** Start WORKING DATA **
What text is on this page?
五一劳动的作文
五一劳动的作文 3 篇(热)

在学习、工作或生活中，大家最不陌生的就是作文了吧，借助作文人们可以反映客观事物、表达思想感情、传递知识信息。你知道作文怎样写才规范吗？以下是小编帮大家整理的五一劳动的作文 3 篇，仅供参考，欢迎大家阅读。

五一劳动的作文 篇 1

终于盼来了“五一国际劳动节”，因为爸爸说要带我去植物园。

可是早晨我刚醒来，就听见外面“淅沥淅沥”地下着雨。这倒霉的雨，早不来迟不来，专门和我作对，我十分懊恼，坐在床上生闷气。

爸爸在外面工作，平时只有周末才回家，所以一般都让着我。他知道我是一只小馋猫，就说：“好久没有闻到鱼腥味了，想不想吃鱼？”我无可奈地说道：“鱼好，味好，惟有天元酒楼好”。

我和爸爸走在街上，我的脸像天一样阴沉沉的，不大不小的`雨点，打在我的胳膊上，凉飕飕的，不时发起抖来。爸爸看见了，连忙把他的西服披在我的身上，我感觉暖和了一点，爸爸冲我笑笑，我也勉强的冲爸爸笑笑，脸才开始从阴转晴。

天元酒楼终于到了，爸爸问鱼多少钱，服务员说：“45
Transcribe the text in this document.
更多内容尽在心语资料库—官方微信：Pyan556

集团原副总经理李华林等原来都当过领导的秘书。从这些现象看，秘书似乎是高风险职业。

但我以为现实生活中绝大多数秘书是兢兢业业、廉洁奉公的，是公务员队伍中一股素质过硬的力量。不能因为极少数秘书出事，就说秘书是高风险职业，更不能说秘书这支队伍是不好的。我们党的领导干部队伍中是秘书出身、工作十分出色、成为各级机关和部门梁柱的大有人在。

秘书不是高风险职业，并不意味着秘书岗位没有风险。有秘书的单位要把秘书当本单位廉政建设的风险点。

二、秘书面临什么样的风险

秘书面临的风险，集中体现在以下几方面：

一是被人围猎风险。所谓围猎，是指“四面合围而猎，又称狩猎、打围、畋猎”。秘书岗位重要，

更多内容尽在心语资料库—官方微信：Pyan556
** End WORKING DATA **
#### WHAT IS ASKED
Everything from the line that contains "Transcribe the text in this document." through the end of the records must be duplicated exactly, and nothing outside that range.

#### EXERCISE OUTPUT
Transcribe the text in this document.
更多内容尽在心语资料库—官方微信：Pyan556

集团原副总经理李华林等原来都当过领导的秘书。从这些现象看，秘书似乎是高风险职业。

但我以为现实生活中绝大多数秘书是兢兢业业、廉洁奉公的，是公务员队伍中一股素质过硬的力量。不能因为极少数秘书出事，就说秘书是高风险职业，更不能说秘书这支队伍是不好的。我们党的领导干部队伍中是秘书出身、工作十分出色、成为各级机关和部门梁柱的大有人在。

秘书不是高风险职业，并不意味着秘书岗位没有风险。有秘书的单位要把秘书当本单位廉政建设的风险点。

二、秘书面临什么样的风险

秘书面临的风险，集中体现在以下几方面：

一是被人围猎风险。所谓围猎，是指“四面合围而猎，又称狩猎、打围、畋猎”。秘书岗位重要，

更多内容尽在心语资料库—官方微信：Pyan556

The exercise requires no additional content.